Exercise requirements: Print the entries below word for word; the pictures stay out of your copy.

Data entries:
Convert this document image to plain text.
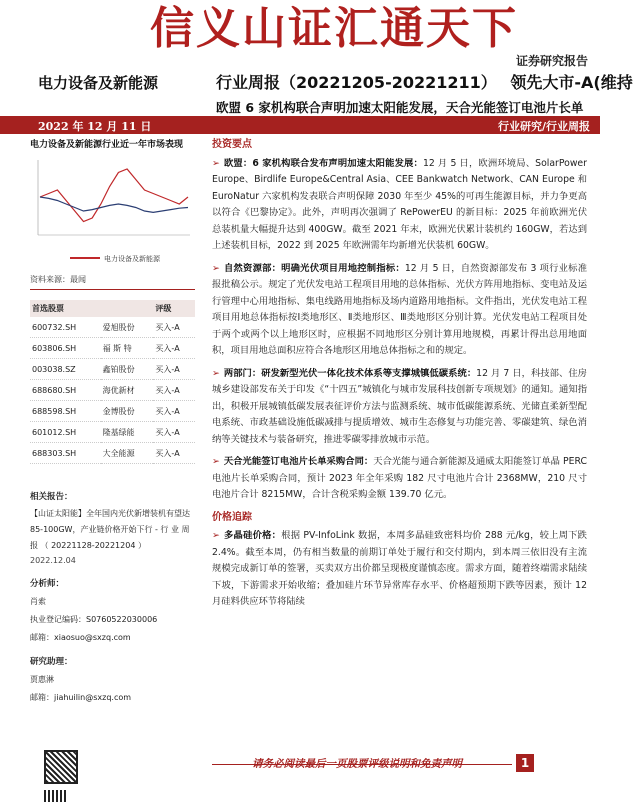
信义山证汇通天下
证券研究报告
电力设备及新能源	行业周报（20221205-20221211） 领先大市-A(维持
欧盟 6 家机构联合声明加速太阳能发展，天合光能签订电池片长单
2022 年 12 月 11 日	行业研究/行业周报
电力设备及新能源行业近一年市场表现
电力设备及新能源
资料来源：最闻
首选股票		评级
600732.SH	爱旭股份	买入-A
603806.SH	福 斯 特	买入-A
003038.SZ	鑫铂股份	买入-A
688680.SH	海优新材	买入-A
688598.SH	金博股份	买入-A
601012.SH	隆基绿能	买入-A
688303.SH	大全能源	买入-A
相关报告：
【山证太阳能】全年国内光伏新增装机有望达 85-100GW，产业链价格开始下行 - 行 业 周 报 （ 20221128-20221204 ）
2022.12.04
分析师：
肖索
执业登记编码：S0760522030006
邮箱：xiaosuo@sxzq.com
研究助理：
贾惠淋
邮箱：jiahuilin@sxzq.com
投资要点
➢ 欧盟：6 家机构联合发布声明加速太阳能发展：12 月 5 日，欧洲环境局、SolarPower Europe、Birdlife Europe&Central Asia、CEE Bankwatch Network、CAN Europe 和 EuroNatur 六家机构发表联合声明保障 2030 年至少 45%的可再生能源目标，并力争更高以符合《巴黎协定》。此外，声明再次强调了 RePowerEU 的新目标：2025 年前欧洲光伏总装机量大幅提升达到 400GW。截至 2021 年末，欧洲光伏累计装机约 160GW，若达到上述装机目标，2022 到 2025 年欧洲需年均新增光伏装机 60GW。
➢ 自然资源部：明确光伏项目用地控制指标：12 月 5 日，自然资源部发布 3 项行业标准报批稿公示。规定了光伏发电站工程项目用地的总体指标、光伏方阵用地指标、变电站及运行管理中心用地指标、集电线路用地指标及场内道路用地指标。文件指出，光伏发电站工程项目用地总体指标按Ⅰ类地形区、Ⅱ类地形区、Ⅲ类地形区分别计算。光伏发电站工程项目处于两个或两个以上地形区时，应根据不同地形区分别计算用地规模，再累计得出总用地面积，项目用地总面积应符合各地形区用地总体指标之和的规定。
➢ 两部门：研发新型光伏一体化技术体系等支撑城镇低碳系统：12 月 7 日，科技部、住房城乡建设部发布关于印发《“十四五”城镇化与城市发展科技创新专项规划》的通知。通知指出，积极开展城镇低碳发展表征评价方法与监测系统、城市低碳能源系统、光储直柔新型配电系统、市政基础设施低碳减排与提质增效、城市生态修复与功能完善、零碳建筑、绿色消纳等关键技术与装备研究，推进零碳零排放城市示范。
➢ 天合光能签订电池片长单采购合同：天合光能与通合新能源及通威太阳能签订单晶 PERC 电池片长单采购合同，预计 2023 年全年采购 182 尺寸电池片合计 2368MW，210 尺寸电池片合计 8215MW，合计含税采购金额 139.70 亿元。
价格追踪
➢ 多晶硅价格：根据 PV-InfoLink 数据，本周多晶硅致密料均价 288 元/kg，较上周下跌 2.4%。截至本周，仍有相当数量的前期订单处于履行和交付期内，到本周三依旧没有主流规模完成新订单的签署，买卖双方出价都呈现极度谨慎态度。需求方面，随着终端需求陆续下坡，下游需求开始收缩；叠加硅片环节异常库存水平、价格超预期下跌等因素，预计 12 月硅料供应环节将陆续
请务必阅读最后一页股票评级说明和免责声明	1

Answer to the problem:
Convert this document image to plain text.
信义山证汇通天下
证券研究报告
电力设备及新能源	行业周报（20221205-20221211） 领先大市-A(维持
欧盟 6 家机构联合声明加速太阳能发展，天合光能签订电池片长单
2022 年 12 月 11 日	行业研究/行业周报
电力设备及新能源行业近一年市场表现
电力设备及新能源
资料来源：最闻
首选股票		评级
600732.SH	爱旭股份	买入-A
603806.SH	福 斯 特	买入-A
003038.SZ	鑫铂股份	买入-A
688680.SH	海优新材	买入-A
688598.SH	金博股份	买入-A
601012.SH	隆基绿能	买入-A
688303.SH	大全能源	买入-A
相关报告：
【山证太阳能】全年国内光伏新增装机有望达 85-100GW，产业链价格开始下行 - 行 业 周 报 （ 20221128-20221204 ）
2022.12.04
分析师：
肖索
执业登记编码：S0760522030006
邮箱：xiaosuo@sxzq.com
研究助理：
贾惠淋
邮箱：jiahuilin@sxzq.com
投资要点
➢ 欧盟：6 家机构联合发布声明加速太阳能发展：12 月 5 日，欧洲环境局、SolarPower Europe、Birdlife Europe&Central Asia、CEE Bankwatch Network、CAN Europe 和 EuroNatur 六家机构发表联合声明保障 2030 年至少 45%的可再生能源目标，并力争更高以符合《巴黎协定》。此外，声明再次强调了 RePowerEU 的新目标：2025 年前欧洲光伏总装机量大幅提升达到 400GW。截至 2021 年末，欧洲光伏累计装机约 160GW，若达到上述装机目标，2022 到 2025 年欧洲需年均新增光伏装机 60GW。
➢ 自然资源部：明确光伏项目用地控制指标：12 月 5 日，自然资源部发布 3 项行业标准报批稿公示。规定了光伏发电站工程项目用地的总体指标、光伏方阵用地指标、变电站及运行管理中心用地指标、集电线路用地指标及场内道路用地指标。文件指出，光伏发电站工程项目用地总体指标按Ⅰ类地形区、Ⅱ类地形区、Ⅲ类地形区分别计算。光伏发电站工程项目处于两个或两个以上地形区时，应根据不同地形区分别计算用地规模，再累计得出总用地面积，项目用地总面积应符合各地形区用地总体指标之和的规定。
➢ 两部门：研发新型光伏一体化技术体系等支撑城镇低碳系统：12 月 7 日，科技部、住房城乡建设部发布关于印发《“十四五”城镇化与城市发展科技创新专项规划》的通知。通知指出，积极开展城镇低碳发展表征评价方法与监测系统、城市低碳能源系统、光储直柔新型配电系统、市政基础设施低碳减排与提质增效、城市生态修复与功能完善、零碳建筑、绿色消纳等关键技术与装备研究，推进零碳零排放城市示范。
➢ 天合光能签订电池片长单采购合同：天合光能与通合新能源及通威太阳能签订单晶 PERC 电池片长单采购合同，预计 2023 年全年采购 182 尺寸电池片合计 2368MW，210 尺寸电池片合计 8215MW，合计含税采购金额 139.70 亿元。
价格追踪
➢ 多晶硅价格：根据 PV-InfoLink 数据，本周多晶硅致密料均价 288 元/kg，较上周下跌 2.4%。截至本周，仍有相当数量的前期订单处于履行和交付期内，到本周三依旧没有主流规模完成新订单的签署，买卖双方出价都呈现极度谨慎态度。需求方面，随着终端需求陆续下坡，下游需求开始收缩；叠加硅片环节异常库存水平、价格超预期下跌等因素，预计 12 月硅料供应环节将陆续
请务必阅读最后一页股票评级说明和免责声明	1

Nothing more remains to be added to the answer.